**Task requirements**. Select from the records below every line that has the word "planning" in it.

Rows from a dataset:

------------------------------------------------------------------------

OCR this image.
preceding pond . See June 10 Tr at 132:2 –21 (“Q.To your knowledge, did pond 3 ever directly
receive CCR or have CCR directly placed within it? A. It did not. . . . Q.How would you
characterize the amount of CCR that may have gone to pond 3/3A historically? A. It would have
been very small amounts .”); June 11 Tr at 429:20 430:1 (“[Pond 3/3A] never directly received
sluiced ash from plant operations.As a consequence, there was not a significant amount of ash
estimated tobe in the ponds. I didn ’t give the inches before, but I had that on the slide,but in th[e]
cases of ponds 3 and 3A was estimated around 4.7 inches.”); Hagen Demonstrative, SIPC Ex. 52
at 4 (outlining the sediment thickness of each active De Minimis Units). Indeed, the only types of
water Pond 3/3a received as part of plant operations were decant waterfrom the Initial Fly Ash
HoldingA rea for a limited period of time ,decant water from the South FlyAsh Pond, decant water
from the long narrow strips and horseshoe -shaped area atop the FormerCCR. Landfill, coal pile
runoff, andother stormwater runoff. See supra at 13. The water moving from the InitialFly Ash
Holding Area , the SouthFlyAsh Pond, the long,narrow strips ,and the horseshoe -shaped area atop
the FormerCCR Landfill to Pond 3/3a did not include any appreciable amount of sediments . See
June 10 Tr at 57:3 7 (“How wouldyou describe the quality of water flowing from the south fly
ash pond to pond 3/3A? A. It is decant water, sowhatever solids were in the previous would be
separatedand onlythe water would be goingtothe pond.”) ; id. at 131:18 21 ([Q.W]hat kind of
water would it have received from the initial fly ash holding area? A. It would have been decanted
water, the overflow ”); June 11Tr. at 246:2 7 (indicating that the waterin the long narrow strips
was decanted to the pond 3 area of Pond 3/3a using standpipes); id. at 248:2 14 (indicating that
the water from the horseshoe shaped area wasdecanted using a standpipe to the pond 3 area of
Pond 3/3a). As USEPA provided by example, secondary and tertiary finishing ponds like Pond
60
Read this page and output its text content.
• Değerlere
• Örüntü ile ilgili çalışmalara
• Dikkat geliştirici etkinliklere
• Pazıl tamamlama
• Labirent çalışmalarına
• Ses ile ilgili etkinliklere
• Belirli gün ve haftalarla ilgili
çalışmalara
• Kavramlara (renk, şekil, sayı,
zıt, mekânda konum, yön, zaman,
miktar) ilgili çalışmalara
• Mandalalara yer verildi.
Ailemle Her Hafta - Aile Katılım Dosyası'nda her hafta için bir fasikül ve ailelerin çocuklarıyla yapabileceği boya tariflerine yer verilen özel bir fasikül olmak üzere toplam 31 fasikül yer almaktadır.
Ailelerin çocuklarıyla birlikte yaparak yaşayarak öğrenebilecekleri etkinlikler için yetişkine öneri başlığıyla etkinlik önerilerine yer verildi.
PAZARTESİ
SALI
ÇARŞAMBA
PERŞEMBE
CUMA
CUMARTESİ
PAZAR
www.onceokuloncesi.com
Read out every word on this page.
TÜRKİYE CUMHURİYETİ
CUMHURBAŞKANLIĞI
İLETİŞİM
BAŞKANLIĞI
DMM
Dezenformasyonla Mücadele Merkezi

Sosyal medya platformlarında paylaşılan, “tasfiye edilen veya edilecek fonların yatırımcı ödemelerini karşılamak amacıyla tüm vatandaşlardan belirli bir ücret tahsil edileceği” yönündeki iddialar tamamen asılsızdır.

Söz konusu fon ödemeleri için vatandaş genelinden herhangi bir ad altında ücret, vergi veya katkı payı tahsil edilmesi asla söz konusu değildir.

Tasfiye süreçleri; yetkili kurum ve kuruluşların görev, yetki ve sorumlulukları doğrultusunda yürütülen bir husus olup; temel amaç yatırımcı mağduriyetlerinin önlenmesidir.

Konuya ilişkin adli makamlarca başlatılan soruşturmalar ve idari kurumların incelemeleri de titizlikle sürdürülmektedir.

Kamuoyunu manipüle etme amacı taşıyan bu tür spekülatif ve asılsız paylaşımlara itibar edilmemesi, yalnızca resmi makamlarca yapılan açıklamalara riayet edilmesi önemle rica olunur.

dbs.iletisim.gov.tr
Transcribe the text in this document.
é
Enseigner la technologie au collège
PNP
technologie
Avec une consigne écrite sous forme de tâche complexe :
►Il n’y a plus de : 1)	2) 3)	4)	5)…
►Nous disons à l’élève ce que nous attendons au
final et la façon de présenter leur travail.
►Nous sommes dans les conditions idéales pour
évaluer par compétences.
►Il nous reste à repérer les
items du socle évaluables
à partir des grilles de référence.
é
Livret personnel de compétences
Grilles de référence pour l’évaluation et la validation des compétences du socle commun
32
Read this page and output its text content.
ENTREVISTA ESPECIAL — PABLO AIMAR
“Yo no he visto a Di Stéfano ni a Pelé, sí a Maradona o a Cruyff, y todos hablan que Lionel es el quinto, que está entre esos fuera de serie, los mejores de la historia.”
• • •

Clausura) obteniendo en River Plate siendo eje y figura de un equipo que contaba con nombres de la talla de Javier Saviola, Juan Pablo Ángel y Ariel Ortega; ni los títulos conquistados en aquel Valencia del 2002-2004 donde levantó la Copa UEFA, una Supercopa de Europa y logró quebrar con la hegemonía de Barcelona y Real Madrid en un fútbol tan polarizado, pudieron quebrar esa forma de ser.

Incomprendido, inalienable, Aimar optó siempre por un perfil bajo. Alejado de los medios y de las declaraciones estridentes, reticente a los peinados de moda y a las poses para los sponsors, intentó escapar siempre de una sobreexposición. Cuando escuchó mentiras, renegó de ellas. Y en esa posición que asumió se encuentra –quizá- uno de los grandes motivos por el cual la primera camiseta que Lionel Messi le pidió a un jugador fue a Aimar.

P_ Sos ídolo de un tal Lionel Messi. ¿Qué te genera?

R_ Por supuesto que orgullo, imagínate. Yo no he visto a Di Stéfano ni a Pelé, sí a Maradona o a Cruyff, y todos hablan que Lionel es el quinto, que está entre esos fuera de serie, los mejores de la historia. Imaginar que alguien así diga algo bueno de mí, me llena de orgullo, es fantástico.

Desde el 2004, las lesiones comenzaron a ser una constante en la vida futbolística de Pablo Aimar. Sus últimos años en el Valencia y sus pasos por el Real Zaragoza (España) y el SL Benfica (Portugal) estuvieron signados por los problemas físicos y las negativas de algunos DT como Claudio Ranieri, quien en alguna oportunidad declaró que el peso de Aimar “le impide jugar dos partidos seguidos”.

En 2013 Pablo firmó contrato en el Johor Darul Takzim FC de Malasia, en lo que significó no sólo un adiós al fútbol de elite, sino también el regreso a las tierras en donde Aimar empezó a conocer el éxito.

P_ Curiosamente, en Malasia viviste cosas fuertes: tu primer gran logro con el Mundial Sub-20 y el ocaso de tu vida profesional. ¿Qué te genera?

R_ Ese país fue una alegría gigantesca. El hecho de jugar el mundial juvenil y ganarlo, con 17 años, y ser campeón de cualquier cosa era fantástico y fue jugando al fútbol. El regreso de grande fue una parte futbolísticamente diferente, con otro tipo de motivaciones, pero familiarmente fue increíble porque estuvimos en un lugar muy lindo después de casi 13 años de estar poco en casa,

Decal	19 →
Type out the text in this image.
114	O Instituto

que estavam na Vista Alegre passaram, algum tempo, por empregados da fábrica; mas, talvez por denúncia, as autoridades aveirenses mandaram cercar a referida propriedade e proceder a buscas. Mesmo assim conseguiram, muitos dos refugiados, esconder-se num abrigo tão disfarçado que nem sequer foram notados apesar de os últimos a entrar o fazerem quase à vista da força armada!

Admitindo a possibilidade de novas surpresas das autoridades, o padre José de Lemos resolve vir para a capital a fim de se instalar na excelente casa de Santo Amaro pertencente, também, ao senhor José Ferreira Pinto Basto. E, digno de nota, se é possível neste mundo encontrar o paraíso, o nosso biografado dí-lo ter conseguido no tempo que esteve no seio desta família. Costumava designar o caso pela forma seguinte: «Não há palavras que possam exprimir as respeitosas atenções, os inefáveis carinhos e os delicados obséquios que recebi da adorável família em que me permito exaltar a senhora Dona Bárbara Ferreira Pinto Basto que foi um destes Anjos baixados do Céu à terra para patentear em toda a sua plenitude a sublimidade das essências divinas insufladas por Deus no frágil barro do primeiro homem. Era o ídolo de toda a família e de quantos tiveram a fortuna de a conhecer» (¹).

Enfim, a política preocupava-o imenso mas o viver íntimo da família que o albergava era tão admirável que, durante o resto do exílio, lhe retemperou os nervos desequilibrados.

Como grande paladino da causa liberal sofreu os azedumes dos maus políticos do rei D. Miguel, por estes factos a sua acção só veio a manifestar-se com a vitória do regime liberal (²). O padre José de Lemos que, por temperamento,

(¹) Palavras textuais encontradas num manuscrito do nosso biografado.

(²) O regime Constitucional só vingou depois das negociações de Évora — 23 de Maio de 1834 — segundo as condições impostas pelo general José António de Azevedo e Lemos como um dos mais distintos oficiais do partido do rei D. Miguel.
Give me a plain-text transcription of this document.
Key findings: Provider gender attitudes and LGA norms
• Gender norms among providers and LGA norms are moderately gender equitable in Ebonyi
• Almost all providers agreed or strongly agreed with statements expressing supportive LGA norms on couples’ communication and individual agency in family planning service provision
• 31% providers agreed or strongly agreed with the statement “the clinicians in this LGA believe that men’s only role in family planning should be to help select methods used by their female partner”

------------------------------------------------------------------------

**Result below**.
• Almost all providers agreed or strongly agreed with statements expressing supportive LGA norms on couples’ communication and individual agency in family planning service provision
• 31% providers agreed or strongly agreed with the statement “the clinicians in this LGA believe that men’s only role in family planning should be to help select methods used by their female partner”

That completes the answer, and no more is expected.